= Aim of the exercise =
List all lines of the data containing the word "name".

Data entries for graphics
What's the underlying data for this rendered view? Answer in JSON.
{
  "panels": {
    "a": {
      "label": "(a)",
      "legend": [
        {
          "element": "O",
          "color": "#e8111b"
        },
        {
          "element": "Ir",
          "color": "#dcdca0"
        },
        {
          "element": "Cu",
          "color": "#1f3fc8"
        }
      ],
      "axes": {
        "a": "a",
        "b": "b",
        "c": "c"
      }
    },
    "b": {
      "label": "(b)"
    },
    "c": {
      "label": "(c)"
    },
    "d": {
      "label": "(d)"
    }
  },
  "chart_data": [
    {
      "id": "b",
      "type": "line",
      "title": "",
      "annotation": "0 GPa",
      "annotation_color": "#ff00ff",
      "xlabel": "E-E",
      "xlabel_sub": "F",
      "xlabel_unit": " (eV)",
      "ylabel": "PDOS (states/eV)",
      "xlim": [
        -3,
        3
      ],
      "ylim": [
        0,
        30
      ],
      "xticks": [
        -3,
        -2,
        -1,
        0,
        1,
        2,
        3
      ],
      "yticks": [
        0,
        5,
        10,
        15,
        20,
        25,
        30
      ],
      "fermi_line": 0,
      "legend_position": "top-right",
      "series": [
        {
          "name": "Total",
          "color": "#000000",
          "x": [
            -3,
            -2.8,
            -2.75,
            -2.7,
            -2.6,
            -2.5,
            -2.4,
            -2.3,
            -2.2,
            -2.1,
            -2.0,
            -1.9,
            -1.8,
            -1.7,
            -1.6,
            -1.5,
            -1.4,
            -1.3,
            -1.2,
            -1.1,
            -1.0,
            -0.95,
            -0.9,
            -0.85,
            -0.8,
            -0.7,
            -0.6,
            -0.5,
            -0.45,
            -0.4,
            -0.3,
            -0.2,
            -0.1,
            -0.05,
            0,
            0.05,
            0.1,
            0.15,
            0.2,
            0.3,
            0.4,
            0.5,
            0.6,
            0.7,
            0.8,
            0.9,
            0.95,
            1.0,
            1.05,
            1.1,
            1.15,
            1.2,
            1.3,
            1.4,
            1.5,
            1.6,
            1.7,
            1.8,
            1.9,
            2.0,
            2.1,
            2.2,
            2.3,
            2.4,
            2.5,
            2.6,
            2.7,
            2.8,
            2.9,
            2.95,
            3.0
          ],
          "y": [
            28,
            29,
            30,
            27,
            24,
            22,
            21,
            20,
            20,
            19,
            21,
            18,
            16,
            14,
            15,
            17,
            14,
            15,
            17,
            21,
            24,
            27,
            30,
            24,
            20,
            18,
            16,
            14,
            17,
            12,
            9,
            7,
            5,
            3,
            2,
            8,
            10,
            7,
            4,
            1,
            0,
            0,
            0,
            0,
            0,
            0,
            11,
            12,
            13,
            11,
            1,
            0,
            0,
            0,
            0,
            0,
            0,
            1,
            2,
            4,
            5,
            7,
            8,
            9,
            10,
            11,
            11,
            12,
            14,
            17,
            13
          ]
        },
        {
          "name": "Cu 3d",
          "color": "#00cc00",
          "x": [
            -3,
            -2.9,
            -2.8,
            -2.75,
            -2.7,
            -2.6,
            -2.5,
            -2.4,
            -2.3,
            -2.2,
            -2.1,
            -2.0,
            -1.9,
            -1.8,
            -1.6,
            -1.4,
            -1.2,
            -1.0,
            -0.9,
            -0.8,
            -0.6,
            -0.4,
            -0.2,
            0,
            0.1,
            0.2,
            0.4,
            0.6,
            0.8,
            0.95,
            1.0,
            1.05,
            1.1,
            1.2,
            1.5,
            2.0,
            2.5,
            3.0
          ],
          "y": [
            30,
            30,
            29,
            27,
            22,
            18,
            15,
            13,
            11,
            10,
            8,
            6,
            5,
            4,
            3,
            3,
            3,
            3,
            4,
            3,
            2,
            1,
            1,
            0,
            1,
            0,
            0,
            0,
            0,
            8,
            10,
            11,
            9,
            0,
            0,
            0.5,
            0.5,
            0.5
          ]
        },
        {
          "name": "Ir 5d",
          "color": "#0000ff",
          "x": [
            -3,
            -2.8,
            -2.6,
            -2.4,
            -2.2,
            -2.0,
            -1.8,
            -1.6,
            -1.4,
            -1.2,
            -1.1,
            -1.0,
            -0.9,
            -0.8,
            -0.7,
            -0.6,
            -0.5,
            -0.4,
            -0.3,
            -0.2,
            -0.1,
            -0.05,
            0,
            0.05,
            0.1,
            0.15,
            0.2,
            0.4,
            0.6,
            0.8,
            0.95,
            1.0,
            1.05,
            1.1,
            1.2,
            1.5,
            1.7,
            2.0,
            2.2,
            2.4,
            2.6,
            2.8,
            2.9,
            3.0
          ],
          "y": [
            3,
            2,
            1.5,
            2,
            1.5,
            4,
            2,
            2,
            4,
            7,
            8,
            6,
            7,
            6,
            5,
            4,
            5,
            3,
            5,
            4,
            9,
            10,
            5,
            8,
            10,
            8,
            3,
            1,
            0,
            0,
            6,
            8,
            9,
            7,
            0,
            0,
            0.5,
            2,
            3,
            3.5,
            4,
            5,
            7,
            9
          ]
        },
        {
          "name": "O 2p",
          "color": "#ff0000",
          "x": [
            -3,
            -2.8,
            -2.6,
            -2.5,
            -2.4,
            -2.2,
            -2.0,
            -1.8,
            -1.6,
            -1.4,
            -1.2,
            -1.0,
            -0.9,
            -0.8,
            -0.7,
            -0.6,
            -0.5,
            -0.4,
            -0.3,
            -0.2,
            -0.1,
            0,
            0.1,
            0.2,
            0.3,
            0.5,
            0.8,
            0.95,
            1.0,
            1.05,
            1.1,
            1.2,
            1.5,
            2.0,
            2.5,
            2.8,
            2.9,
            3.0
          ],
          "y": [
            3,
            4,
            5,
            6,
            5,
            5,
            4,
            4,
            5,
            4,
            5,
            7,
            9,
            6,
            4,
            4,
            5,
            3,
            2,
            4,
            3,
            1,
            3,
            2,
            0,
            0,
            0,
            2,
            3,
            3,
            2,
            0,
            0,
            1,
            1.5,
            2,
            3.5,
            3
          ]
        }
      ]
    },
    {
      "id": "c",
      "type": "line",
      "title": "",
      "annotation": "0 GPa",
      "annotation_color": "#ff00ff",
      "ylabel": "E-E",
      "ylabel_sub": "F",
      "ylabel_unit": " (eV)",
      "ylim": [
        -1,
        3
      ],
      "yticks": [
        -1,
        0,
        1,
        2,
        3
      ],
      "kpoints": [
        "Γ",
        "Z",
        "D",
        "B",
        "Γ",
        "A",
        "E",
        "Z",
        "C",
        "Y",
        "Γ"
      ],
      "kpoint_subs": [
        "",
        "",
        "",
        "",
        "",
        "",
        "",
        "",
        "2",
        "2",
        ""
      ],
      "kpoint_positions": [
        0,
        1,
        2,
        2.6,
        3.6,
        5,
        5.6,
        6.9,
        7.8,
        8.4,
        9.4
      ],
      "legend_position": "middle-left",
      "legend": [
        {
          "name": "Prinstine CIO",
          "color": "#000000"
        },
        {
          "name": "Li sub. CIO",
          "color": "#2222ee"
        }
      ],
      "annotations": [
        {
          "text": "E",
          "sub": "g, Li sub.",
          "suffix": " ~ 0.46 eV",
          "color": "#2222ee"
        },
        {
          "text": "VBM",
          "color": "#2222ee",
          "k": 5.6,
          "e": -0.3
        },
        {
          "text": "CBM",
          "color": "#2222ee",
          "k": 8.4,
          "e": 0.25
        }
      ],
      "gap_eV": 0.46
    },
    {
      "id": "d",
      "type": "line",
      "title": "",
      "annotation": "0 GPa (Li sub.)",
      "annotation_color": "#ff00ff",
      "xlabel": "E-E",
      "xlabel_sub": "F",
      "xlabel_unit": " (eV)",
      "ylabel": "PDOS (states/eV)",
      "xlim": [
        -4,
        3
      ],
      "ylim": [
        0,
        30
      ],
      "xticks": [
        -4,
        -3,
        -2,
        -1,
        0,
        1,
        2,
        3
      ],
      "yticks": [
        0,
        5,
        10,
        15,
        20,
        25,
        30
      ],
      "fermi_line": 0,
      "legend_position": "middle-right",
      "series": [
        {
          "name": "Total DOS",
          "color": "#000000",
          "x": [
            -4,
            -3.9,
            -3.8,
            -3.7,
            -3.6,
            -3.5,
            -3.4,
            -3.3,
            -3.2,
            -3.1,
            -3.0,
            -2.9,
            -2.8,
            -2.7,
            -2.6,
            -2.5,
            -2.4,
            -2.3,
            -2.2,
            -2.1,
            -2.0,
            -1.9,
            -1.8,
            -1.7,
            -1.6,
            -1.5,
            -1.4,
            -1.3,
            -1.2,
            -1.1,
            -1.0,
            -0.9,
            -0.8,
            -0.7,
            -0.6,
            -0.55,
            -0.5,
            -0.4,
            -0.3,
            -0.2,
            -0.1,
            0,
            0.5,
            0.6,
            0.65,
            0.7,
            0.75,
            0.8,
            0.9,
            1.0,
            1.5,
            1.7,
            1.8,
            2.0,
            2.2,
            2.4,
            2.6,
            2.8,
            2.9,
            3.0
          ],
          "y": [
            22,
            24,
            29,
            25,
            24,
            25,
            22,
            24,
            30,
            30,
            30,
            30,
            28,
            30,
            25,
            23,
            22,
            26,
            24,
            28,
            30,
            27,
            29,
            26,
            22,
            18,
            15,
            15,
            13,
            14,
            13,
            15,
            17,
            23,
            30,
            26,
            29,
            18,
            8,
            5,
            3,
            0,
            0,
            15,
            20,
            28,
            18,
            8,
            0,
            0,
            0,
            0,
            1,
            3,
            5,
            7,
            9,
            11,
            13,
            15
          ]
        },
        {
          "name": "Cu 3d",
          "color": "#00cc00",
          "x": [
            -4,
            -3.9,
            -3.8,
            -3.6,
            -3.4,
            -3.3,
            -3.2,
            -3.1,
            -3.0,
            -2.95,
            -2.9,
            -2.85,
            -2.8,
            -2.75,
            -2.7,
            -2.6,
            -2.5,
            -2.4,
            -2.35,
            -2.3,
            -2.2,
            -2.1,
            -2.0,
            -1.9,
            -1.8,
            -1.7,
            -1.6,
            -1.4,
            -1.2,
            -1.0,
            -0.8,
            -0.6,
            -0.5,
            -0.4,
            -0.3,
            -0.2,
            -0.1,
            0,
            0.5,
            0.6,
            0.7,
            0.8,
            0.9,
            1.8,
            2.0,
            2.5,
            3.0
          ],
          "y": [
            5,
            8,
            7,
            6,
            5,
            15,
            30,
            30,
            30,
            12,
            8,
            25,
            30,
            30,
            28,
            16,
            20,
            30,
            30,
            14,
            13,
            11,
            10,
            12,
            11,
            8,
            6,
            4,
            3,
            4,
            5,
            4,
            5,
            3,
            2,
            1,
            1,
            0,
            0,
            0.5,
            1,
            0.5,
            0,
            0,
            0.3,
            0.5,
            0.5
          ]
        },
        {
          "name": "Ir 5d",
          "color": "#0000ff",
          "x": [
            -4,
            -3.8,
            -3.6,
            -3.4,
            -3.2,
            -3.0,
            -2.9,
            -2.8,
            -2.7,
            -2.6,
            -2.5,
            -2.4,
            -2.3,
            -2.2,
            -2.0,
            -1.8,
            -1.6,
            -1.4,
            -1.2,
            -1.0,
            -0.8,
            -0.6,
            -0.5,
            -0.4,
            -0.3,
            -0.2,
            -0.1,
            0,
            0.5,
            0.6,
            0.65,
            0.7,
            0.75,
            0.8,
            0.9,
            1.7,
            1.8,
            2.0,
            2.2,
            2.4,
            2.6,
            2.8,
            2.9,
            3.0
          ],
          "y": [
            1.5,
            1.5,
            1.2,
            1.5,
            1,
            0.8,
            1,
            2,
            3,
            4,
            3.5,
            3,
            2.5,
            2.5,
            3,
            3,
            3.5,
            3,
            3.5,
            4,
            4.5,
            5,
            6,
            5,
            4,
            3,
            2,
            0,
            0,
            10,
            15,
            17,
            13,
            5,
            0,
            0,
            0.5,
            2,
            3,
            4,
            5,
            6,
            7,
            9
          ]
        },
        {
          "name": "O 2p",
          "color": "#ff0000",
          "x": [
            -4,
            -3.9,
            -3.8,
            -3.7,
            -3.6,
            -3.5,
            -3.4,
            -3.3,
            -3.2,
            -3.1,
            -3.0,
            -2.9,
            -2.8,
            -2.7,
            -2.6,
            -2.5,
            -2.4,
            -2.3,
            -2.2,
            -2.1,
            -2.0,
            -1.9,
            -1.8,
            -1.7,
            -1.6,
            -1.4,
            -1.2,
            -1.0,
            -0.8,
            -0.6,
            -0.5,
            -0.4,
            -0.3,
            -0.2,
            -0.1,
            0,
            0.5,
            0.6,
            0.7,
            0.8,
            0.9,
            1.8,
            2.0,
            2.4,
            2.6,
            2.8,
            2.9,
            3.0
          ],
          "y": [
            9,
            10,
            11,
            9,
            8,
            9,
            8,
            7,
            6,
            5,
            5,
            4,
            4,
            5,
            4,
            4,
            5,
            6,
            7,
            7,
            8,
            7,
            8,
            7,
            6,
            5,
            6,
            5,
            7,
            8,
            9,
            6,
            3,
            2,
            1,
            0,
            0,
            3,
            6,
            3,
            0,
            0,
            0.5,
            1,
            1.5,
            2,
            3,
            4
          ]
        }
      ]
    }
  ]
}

= Output for this exercise =
          "name": "Total",
          "name": "Cu 3d",
          "name": "Ir 5d",
          "name": "O 2p",
          "name": "Prinstine CIO",
          "name": "Li sub. CIO",
          "name": "Total DOS",
          "name": "Cu 3d",
          "name": "Ir 5d",
          "name": "O 2p",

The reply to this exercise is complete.